* BEGIN Given information *

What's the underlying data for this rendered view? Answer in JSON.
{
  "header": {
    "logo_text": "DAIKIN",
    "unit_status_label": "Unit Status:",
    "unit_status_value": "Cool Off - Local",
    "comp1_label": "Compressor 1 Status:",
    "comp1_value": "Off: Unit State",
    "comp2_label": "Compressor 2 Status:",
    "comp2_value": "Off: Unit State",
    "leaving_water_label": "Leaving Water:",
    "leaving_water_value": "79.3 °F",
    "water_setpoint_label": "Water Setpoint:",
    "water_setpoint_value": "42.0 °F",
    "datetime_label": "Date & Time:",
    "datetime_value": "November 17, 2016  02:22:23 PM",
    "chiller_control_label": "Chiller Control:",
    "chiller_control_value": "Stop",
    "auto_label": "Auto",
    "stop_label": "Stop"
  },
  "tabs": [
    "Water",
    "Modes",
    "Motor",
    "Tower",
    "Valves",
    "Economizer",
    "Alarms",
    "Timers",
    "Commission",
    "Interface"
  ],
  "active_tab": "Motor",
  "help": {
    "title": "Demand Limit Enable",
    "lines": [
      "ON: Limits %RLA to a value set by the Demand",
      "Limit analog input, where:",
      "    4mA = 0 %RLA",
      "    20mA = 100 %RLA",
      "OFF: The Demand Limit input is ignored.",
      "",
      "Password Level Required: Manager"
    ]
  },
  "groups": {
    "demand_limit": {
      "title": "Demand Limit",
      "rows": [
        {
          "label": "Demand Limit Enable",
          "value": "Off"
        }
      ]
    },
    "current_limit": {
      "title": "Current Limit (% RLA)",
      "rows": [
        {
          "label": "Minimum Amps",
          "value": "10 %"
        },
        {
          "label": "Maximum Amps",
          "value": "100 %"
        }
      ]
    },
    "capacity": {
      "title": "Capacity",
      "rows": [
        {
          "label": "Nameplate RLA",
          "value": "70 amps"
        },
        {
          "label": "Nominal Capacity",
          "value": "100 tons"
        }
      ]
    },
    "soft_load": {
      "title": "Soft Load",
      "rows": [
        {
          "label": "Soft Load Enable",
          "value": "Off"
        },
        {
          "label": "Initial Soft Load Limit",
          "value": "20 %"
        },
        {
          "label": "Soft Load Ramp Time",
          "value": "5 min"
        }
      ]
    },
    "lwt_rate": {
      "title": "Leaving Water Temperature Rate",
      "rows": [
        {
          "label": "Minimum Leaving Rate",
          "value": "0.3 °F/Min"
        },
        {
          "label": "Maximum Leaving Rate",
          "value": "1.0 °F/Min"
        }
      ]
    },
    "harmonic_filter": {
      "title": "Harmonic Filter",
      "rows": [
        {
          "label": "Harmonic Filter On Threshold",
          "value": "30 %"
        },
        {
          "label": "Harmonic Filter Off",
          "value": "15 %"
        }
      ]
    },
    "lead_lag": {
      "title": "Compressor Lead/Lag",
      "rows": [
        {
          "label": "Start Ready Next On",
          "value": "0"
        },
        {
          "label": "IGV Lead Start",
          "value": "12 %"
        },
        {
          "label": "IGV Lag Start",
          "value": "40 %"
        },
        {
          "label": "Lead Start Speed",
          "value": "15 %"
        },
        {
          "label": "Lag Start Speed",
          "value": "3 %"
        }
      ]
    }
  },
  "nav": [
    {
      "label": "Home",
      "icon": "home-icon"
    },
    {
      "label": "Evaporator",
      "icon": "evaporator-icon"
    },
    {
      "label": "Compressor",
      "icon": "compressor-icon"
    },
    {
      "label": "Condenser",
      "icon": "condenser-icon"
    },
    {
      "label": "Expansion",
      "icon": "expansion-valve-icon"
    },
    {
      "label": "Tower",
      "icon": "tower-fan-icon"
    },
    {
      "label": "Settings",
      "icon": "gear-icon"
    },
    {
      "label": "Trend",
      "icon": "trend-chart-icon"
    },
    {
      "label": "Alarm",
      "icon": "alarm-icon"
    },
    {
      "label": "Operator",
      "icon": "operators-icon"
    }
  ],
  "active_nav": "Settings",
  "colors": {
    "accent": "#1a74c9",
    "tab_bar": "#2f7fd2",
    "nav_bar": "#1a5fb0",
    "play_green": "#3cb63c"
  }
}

* END Given information *

### What you have to do
Reproduce the listing in full. Keep it exactly as written.

### Complete response
What's the underlying data for this rendered view? Answer in JSON.
{
  "header": {
    "logo_text": "DAIKIN",
    "unit_status_label": "Unit Status:",
    "unit_status_value": "Cool Off - Local",
    "comp1_label": "Compressor 1 Status:",
    "comp1_value": "Off: Unit State",
    "comp2_label": "Compressor 2 Status:",
    "comp2_value": "Off: Unit State",
    "leaving_water_label": "Leaving Water:",
    "leaving_water_value": "79.3 °F",
    "water_setpoint_label": "Water Setpoint:",
    "water_setpoint_value": "42.0 °F",
    "datetime_label": "Date & Time:",
    "datetime_value": "November 17, 2016  02:22:23 PM",
    "chiller_control_label": "Chiller Control:",
    "chiller_control_value": "Stop",
    "auto_label": "Auto",
    "stop_label": "Stop"
  },
  "tabs": [
    "Water",
    "Modes",
    "Motor",
    "Tower",
    "Valves",
    "Economizer",
    "Alarms",
    "Timers",
    "Commission",
    "Interface"
  ],
  "active_tab": "Motor",
  "help": {
    "title": "Demand Limit Enable",
    "lines": [
      "ON: Limits %RLA to a value set by the Demand",
      "Limit analog input, where:",
      "    4mA = 0 %RLA",
      "    20mA = 100 %RLA",
      "OFF: The Demand Limit input is ignored.",
      "",
      "Password Level Required: Manager"
    ]
  },
  "groups": {
    "demand_limit": {
      "title": "Demand Limit",
      "rows": [
        {
          "label": "Demand Limit Enable",
          "value": "Off"
        }
      ]
    },
    "current_limit": {
      "title": "Current Limit (% RLA)",
      "rows": [
        {
          "label": "Minimum Amps",
          "value": "10 %"
        },
        {
          "label": "Maximum Amps",
          "value": "100 %"
        }
      ]
    },
    "capacity": {
      "title": "Capacity",
      "rows": [
        {
          "label": "Nameplate RLA",
          "value": "70 amps"
        },
        {
          "label": "Nominal Capacity",
          "value": "100 tons"
        }
      ]
    },
    "soft_load": {
      "title": "Soft Load",
      "rows": [
        {
          "label": "Soft Load Enable",
          "value": "Off"
        },
        {
          "label": "Initial Soft Load Limit",
          "value": "20 %"
        },
        {
          "label": "Soft Load Ramp Time",
          "value": "5 min"
        }
      ]
    },
    "lwt_rate": {
      "title": "Leaving Water Temperature Rate",
      "rows": [
        {
          "label": "Minimum Leaving Rate",
          "value": "0.3 °F/Min"
        },
        {
          "label": "Maximum Leaving Rate",
          "value": "1.0 °F/Min"
        }
      ]
    },
    "harmonic_filter": {
      "title": "Harmonic Filter",
      "rows": [
        {
          "label": "Harmonic Filter On Threshold",
          "value": "30 %"
        },
        {
          "label": "Harmonic Filter Off",
          "value": "15 %"
        }
      ]
    },
    "lead_lag": {
      "title": "Compressor Lead/Lag",
      "rows": [
        {
          "label": "Start Ready Next On",
          "value": "0"
        },
        {
          "label": "IGV Lead Start",
          "value": "12 %"
        },
        {
          "label": "IGV Lag Start",
          "value": "40 %"
        },
        {
          "label": "Lead Start Speed",
          "value": "15 %"
        },
        {
          "label": "Lag Start Speed",
          "value": "3 %"
        }
      ]
    }
  },
  "nav": [
    {
      "label": "Home",
      "icon": "home-icon"
    },
    {
      "label": "Evaporator",
      "icon": "evaporator-icon"
    },
    {
      "label": "Compressor",
      "icon": "compressor-icon"
    },
    {
      "label": "Condenser",
      "icon": "condenser-icon"
    },
    {
      "label": "Expansion",
      "icon": "expansion-valve-icon"
    },
    {
      "label": "Tower",
      "icon": "tower-fan-icon"
    },
    {
      "label": "Settings",
      "icon": "gear-icon"
    },
    {
      "label": "Trend",
      "icon": "trend-chart-icon"
    },
    {
      "label": "Alarm",
      "icon": "alarm-icon"
    },
    {
      "label": "Operator",
      "icon": "operators-icon"
    }
  ],
  "active_nav": "Settings",
  "colors": {
    "accent": "#1a74c9",
    "tab_bar": "#2f7fd2",
    "nav_bar": "#1a5fb0",
    "play_green": "#3cb63c"
  }
}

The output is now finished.